[Figure content listings]:
_ _ _ _ _ _ _

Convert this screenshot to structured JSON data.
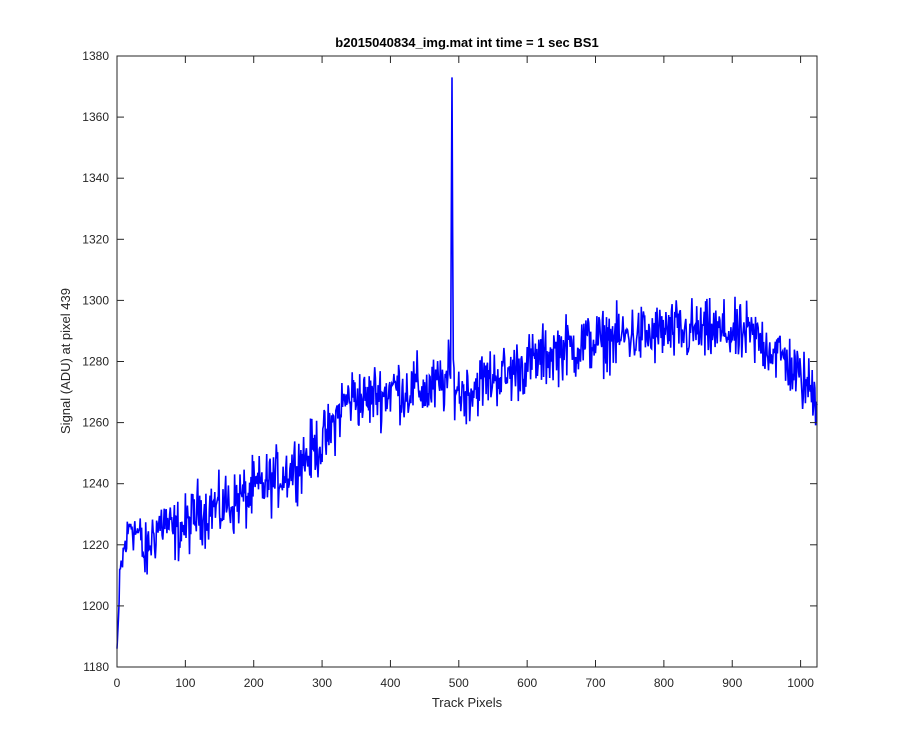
{
  "chart_data": {
    "type": "line",
    "title": "b2015040834_img.mat int time = 1 sec   BS1",
    "xlabel": "Track Pixels",
    "ylabel": "Signal (ADU) at pixel 439",
    "xlim": [
      0,
      1024
    ],
    "ylim": [
      1180,
      1380
    ],
    "xticks": [
      0,
      100,
      200,
      300,
      400,
      500,
      600,
      700,
      800,
      900,
      1000
    ],
    "yticks": [
      1180,
      1200,
      1220,
      1240,
      1260,
      1280,
      1300,
      1320,
      1340,
      1360,
      1380
    ],
    "grid": false,
    "legend": "none",
    "line_color": "#0000ff",
    "series": [
      {
        "values_note_omitted": false,
        "x": [
          0,
          5,
          10,
          15,
          20,
          25,
          30,
          35,
          40,
          45,
          50,
          60,
          70,
          80,
          90,
          100,
          110,
          120,
          130,
          140,
          150,
          160,
          170,
          180,
          190,
          200,
          210,
          220,
          230,
          240,
          250,
          260,
          270,
          280,
          290,
          300,
          310,
          320,
          330,
          340,
          350,
          360,
          370,
          380,
          390,
          400,
          410,
          420,
          430,
          440,
          450,
          460,
          470,
          480,
          488,
          490,
          492,
          500,
          510,
          520,
          530,
          540,
          550,
          560,
          570,
          580,
          590,
          600,
          610,
          620,
          630,
          640,
          650,
          660,
          670,
          680,
          690,
          700,
          710,
          720,
          730,
          740,
          750,
          760,
          770,
          780,
          790,
          800,
          810,
          820,
          830,
          840,
          850,
          860,
          870,
          880,
          890,
          900,
          910,
          920,
          930,
          940,
          950,
          960,
          970,
          980,
          990,
          1000,
          1010,
          1020,
          1024
        ],
        "y": [
          1186,
          1210,
          1218,
          1222,
          1228,
          1225,
          1224,
          1222,
          1215,
          1218,
          1222,
          1226,
          1228,
          1224,
          1225,
          1226,
          1228,
          1232,
          1230,
          1233,
          1231,
          1234,
          1233,
          1236,
          1235,
          1238,
          1239,
          1240,
          1241,
          1243,
          1244,
          1246,
          1248,
          1249,
          1252,
          1253,
          1256,
          1261,
          1266,
          1268,
          1269,
          1267,
          1268,
          1270,
          1269,
          1271,
          1272,
          1270,
          1271,
          1272,
          1270,
          1271,
          1272,
          1273,
          1276,
          1373,
          1275,
          1270,
          1270,
          1271,
          1273,
          1274,
          1275,
          1276,
          1275,
          1277,
          1278,
          1279,
          1280,
          1281,
          1282,
          1283,
          1284,
          1285,
          1284,
          1286,
          1286,
          1287,
          1286,
          1288,
          1287,
          1288,
          1289,
          1288,
          1289,
          1288,
          1289,
          1290,
          1289,
          1290,
          1289,
          1290,
          1290,
          1289,
          1290,
          1289,
          1290,
          1289,
          1288,
          1289,
          1288,
          1287,
          1285,
          1284,
          1282,
          1280,
          1277,
          1274,
          1272,
          1270,
          1268
        ]
      }
    ]
  }
}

_ _ _ _ _ _ _

Count how many lines of the data include the word "false". Your reply should be that number alone.

2